# DATASET EXCERPTS
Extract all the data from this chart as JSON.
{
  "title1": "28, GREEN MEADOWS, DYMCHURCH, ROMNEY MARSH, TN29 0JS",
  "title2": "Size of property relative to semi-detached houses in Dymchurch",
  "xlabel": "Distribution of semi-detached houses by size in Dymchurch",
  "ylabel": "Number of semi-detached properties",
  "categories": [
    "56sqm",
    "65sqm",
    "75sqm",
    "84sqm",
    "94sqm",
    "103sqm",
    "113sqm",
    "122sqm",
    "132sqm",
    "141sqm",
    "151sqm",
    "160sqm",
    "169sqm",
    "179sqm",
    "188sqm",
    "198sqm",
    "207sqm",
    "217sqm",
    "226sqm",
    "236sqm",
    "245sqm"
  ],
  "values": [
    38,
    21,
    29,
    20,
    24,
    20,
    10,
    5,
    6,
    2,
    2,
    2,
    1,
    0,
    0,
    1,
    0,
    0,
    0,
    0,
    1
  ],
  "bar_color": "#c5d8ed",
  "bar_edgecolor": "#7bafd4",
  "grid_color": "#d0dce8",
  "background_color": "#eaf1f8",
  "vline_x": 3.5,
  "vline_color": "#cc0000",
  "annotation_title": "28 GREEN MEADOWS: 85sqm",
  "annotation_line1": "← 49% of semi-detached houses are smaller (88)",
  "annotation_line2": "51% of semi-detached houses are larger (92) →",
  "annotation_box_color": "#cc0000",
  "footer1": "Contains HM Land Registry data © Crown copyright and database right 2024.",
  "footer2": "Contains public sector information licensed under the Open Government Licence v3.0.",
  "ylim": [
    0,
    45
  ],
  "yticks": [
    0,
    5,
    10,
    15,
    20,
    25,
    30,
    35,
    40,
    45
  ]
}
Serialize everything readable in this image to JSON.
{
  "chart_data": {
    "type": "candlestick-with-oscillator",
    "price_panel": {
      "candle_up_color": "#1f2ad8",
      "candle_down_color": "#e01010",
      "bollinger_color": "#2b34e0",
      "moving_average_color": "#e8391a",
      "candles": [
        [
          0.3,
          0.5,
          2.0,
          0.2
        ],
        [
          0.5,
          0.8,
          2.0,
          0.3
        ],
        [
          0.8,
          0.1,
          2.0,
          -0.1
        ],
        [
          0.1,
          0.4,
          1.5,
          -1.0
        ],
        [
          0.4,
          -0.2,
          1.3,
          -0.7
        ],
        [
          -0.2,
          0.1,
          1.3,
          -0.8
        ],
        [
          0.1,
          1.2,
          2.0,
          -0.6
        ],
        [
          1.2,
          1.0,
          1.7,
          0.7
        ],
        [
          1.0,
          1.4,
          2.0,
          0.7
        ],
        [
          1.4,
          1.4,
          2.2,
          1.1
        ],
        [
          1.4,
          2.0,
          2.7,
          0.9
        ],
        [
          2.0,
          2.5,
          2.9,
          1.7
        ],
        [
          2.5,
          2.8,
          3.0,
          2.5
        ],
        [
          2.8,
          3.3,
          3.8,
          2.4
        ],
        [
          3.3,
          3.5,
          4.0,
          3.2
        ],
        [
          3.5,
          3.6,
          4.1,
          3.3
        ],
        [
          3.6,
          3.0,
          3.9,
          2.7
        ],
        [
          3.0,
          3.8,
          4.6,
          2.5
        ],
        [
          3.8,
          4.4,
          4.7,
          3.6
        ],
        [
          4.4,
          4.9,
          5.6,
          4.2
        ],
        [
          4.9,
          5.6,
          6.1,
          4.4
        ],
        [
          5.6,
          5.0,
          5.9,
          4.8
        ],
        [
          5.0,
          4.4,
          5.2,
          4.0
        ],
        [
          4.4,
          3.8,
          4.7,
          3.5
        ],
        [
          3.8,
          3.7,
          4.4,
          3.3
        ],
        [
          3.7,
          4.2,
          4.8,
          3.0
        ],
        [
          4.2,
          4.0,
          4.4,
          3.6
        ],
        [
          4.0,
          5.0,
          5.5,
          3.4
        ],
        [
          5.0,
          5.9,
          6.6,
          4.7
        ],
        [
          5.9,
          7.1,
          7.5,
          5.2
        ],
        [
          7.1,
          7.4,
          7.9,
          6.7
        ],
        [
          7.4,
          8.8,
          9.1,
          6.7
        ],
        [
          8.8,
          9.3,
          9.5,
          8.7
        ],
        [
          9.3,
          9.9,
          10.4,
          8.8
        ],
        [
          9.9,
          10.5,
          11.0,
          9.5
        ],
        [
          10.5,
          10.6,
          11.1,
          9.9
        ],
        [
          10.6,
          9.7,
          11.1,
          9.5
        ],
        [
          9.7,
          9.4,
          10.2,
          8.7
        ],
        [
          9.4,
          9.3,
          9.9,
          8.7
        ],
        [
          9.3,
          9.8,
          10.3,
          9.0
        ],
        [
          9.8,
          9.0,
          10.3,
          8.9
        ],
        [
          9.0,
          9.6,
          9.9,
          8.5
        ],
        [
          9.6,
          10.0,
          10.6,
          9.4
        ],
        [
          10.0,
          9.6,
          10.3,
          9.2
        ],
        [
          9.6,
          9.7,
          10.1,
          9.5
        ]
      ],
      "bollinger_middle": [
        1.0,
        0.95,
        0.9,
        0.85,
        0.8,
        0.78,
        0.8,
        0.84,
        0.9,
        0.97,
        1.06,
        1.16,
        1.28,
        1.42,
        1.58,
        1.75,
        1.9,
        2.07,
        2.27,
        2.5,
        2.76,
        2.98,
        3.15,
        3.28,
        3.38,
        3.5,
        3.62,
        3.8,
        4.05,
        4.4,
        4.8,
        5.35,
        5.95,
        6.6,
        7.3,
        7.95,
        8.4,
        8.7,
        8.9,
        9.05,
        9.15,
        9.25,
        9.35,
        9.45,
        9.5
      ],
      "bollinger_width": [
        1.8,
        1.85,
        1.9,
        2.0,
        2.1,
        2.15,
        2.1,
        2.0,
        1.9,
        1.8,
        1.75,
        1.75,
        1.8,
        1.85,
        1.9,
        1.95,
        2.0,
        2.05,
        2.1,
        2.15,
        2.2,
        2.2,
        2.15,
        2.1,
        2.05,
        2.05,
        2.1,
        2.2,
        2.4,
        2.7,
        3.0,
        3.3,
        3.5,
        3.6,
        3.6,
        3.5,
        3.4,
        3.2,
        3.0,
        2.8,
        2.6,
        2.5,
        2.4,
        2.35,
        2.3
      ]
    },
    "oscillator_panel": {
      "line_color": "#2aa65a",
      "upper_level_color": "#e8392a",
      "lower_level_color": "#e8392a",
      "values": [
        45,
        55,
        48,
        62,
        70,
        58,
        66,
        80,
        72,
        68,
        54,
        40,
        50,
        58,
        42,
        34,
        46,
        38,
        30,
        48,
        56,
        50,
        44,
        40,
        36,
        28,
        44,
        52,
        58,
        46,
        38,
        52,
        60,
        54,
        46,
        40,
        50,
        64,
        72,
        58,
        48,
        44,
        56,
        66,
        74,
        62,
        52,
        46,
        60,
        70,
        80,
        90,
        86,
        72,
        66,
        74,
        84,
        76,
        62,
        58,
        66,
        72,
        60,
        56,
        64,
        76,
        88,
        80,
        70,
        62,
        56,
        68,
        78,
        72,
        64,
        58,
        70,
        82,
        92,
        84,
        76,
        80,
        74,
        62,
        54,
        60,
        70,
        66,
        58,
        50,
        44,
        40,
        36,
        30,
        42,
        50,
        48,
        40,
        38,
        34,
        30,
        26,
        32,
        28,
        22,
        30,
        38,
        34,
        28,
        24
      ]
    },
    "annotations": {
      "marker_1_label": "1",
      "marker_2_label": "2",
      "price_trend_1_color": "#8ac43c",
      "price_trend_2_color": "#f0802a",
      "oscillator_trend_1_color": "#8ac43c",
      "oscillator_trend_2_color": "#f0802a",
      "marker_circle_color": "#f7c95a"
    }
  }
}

# TASK TO COMPLETE
Filter the records down to the lines that contain the string "Contains", and copy those lines.

# REPLY
  "footer1": "Contains HM Land Registry data © Crown copyright and database right 2024.",
  "footer2": "Contains public sector information licensed under the Open Government Licence v3.0.",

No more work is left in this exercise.